Output all the data exactly. Pictures do not belong in the copy.

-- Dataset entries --
(begin)
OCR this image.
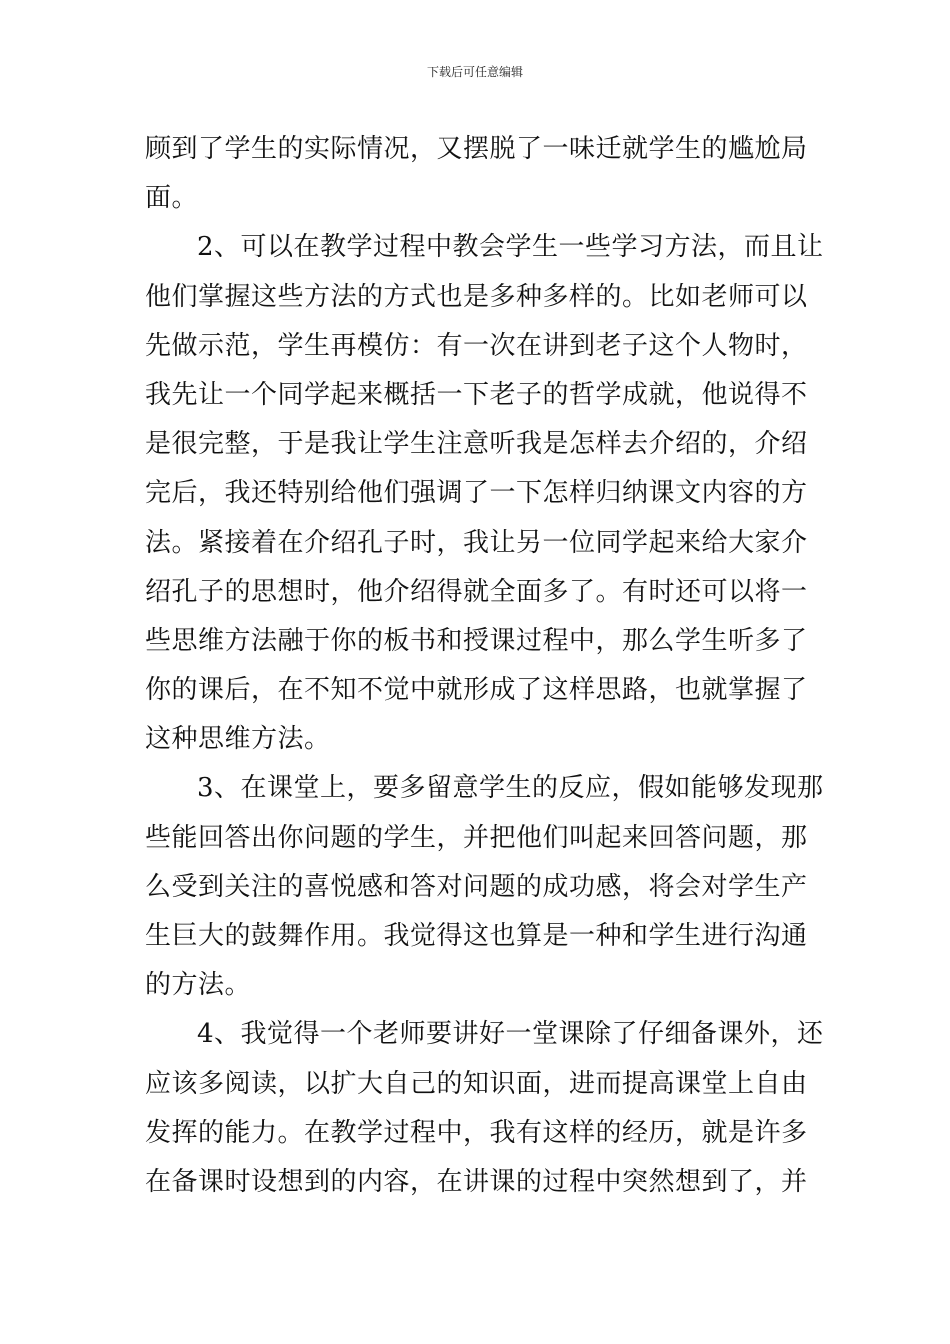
下载后可任意编辑
顾到了学生的实际情况，又摆脱了一味迁就学生的尴尬局
面。
2、可以在教学过程中教会学生一些学习方法，而且让
他们掌握这些方法的方式也是多种多样的。比如老师可以
先做示范，学生再模仿：有一次在讲到老子这个人物时，
我先让一个同学起来概括一下老子的哲学成就，他说得不
是很完整，于是我让学生注意听我是怎样去介绍的，介绍
完后，我还特别给他们强调了一下怎样归纳课文内容的方
法。紧接着在介绍孔子时，我让另一位同学起来给大家介
绍孔子的思想时，他介绍得就全面多了。有时还可以将一
些思维方法融于你的板书和授课过程中，那么学生听多了
你的课后，在不知不觉中就形成了这样思路，也就掌握了
这种思维方法。
3、在课堂上，要多留意学生的反应，假如能够发现那
些能回答出你问题的学生，并把他们叫起来回答问题，那
么受到关注的喜悦感和答对问题的成功感，将会对学生产
生巨大的鼓舞作用。我觉得这也算是一种和学生进行沟通
的方法。
4、我觉得一个老师要讲好一堂课除了仔细备课外，还
应该多阅读，以扩大自己的知识面，进而提高课堂上自由
发挥的能力。在教学过程中，我有这样的经历，就是许多
在备课时设想到的内容，在讲课的过程中突然想到了，并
(end)
-- Written response --
OCR this image.
下载后可任意编辑
顾到了学生的实际情况，又摆脱了一味迁就学生的尴尬局
面。
2、可以在教学过程中教会学生一些学习方法，而且让
他们掌握这些方法的方式也是多种多样的。比如老师可以
先做示范，学生再模仿：有一次在讲到老子这个人物时，
我先让一个同学起来概括一下老子的哲学成就，他说得不
是很完整，于是我让学生注意听我是怎样去介绍的，介绍
完后，我还特别给他们强调了一下怎样归纳课文内容的方
法。紧接着在介绍孔子时，我让另一位同学起来给大家介
绍孔子的思想时，他介绍得就全面多了。有时还可以将一
些思维方法融于你的板书和授课过程中，那么学生听多了
你的课后，在不知不觉中就形成了这样思路，也就掌握了
这种思维方法。
3、在课堂上，要多留意学生的反应，假如能够发现那
些能回答出你问题的学生，并把他们叫起来回答问题，那
么受到关注的喜悦感和答对问题的成功感，将会对学生产
生巨大的鼓舞作用。我觉得这也算是一种和学生进行沟通
的方法。
4、我觉得一个老师要讲好一堂课除了仔细备课外，还
应该多阅读，以扩大自己的知识面，进而提高课堂上自由
发挥的能力。在教学过程中，我有这样的经历，就是许多
在备课时设想到的内容，在讲课的过程中突然想到了，并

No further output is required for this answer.